"""

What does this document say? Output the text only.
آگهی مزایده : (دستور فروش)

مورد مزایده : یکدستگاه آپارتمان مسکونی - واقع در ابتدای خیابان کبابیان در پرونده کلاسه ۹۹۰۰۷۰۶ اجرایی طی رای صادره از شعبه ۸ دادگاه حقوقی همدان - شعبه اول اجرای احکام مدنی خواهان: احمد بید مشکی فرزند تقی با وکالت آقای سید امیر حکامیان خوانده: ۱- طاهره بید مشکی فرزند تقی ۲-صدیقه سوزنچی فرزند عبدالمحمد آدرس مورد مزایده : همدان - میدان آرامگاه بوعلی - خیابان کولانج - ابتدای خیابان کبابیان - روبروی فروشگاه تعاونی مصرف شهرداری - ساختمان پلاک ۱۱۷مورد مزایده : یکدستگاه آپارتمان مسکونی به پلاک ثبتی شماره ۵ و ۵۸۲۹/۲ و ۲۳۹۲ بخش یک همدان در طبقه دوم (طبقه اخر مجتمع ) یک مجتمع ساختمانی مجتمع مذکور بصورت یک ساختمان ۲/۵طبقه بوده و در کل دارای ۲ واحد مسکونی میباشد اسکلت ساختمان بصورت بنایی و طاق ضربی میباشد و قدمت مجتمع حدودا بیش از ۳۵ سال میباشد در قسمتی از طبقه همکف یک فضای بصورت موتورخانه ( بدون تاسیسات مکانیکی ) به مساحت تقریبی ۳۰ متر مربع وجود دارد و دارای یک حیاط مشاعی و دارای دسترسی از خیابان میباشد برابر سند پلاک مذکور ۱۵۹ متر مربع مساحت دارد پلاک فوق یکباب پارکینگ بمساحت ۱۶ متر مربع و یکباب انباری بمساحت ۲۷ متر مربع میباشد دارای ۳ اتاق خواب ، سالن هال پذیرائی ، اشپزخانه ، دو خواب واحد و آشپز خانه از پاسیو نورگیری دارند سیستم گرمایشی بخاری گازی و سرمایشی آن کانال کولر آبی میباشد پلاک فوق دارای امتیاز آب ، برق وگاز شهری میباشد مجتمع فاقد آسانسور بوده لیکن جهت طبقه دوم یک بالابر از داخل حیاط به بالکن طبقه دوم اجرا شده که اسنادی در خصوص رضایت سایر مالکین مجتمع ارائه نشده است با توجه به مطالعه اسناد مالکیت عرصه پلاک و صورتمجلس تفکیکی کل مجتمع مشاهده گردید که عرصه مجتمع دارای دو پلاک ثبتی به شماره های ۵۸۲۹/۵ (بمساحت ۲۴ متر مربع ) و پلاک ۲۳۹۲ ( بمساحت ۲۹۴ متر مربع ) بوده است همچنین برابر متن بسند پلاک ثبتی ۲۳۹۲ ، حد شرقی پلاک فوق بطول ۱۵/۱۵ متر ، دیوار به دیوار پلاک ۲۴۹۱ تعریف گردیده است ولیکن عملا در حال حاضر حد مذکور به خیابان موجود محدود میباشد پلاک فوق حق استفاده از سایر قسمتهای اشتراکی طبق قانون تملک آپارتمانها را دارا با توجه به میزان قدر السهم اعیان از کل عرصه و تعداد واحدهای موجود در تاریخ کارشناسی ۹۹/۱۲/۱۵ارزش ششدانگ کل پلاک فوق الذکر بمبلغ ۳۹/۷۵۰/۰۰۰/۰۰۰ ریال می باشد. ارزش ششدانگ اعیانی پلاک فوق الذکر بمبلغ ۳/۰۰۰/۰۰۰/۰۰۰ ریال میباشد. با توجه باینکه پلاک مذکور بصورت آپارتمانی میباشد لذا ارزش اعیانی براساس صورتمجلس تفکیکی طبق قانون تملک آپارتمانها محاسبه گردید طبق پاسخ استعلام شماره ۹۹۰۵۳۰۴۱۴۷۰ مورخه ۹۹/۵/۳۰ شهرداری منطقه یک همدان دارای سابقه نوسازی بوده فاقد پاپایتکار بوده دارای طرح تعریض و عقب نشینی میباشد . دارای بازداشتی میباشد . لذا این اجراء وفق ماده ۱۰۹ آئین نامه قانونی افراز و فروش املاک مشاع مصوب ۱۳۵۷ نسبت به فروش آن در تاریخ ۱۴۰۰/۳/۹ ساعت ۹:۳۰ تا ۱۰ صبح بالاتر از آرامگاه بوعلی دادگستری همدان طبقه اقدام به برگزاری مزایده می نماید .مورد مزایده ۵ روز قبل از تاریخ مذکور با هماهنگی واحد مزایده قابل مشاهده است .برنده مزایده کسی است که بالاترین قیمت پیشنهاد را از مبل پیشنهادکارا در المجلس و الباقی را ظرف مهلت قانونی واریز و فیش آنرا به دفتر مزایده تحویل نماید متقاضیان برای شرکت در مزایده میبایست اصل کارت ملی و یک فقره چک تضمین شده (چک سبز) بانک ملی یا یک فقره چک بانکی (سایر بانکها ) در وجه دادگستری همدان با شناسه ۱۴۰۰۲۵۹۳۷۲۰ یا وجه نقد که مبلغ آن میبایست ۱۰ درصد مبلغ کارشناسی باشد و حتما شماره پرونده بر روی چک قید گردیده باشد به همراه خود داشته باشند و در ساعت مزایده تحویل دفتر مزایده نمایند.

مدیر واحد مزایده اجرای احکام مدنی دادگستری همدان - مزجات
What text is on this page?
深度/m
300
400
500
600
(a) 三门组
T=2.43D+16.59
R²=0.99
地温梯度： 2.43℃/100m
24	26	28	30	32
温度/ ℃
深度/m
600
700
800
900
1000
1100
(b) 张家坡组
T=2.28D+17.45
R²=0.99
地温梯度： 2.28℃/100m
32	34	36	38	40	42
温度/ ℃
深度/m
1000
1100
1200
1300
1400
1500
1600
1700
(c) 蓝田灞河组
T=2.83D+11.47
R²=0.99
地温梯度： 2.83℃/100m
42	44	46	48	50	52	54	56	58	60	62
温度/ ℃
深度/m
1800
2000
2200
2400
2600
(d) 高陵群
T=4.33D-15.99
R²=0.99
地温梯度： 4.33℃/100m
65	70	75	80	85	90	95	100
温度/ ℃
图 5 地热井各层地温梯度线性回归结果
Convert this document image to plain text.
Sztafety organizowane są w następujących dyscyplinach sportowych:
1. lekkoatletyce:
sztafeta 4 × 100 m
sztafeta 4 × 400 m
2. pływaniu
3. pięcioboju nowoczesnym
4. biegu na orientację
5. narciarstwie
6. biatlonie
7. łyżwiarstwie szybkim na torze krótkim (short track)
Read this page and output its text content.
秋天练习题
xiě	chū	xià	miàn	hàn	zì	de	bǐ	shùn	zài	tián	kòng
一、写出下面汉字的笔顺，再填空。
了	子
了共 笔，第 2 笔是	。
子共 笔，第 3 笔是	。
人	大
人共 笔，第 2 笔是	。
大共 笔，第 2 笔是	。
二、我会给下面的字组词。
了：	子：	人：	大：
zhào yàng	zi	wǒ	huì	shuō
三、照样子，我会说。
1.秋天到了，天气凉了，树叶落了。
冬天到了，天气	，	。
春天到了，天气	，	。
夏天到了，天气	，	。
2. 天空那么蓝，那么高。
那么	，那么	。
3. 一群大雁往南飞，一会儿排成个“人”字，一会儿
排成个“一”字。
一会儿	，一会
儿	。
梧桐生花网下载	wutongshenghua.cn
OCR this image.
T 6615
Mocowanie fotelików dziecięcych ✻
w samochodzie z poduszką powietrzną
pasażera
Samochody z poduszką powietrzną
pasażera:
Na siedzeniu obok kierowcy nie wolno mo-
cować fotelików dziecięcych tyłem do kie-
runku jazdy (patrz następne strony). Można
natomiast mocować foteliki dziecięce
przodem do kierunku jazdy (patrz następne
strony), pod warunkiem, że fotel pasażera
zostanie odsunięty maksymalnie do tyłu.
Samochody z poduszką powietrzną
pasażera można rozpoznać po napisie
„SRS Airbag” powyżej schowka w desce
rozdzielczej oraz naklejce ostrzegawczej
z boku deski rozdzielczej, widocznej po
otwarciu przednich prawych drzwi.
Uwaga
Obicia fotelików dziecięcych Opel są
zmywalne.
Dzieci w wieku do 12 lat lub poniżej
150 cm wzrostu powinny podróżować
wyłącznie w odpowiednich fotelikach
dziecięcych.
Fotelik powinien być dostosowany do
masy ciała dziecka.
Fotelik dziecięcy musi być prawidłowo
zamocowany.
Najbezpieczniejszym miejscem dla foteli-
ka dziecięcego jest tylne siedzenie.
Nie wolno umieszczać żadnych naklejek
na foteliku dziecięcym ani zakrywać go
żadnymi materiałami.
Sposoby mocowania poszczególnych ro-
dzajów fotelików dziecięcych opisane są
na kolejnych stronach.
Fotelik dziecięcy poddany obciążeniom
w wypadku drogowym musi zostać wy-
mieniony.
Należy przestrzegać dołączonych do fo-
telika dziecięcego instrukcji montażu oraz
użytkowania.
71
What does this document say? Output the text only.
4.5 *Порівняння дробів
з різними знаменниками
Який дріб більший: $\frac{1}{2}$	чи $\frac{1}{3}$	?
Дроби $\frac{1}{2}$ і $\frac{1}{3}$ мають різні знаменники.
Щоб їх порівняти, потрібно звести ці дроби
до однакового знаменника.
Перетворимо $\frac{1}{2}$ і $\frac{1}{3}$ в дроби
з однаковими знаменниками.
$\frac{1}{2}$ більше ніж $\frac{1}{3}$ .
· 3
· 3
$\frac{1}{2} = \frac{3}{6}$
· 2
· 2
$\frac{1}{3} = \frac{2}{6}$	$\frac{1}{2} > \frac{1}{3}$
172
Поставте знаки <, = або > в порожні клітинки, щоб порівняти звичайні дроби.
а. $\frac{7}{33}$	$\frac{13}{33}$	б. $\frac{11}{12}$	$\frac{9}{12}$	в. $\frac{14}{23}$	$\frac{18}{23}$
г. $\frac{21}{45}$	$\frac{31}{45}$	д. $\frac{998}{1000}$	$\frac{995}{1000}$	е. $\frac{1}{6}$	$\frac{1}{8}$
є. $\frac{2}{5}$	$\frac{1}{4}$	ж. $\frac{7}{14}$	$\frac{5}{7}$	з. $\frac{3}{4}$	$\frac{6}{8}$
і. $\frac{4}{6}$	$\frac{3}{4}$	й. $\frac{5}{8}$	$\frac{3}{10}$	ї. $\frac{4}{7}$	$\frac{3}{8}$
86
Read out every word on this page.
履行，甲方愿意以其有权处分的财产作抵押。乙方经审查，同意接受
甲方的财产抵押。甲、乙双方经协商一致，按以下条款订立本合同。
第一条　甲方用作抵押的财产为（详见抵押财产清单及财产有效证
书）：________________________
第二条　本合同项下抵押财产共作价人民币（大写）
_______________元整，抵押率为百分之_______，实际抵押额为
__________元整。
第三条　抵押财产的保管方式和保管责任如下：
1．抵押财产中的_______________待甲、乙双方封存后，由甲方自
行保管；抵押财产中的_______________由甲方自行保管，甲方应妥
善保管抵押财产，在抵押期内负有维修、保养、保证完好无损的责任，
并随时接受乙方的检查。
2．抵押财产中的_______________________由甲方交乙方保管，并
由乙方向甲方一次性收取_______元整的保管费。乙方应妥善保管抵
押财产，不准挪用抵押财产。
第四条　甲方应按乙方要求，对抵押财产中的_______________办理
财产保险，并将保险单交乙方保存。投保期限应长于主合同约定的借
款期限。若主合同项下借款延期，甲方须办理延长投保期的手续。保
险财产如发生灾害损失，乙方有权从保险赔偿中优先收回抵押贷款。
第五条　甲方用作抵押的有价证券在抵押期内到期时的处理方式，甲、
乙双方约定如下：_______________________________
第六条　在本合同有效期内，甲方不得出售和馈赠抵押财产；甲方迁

"""

**What is expected:** Check each line of the entries above, and show every one holding the word "oraz".

**Correct answer:**
rozdzielczej oraz naklejce ostrzegawczej
telika dziecięcego instrukcji montażu oraz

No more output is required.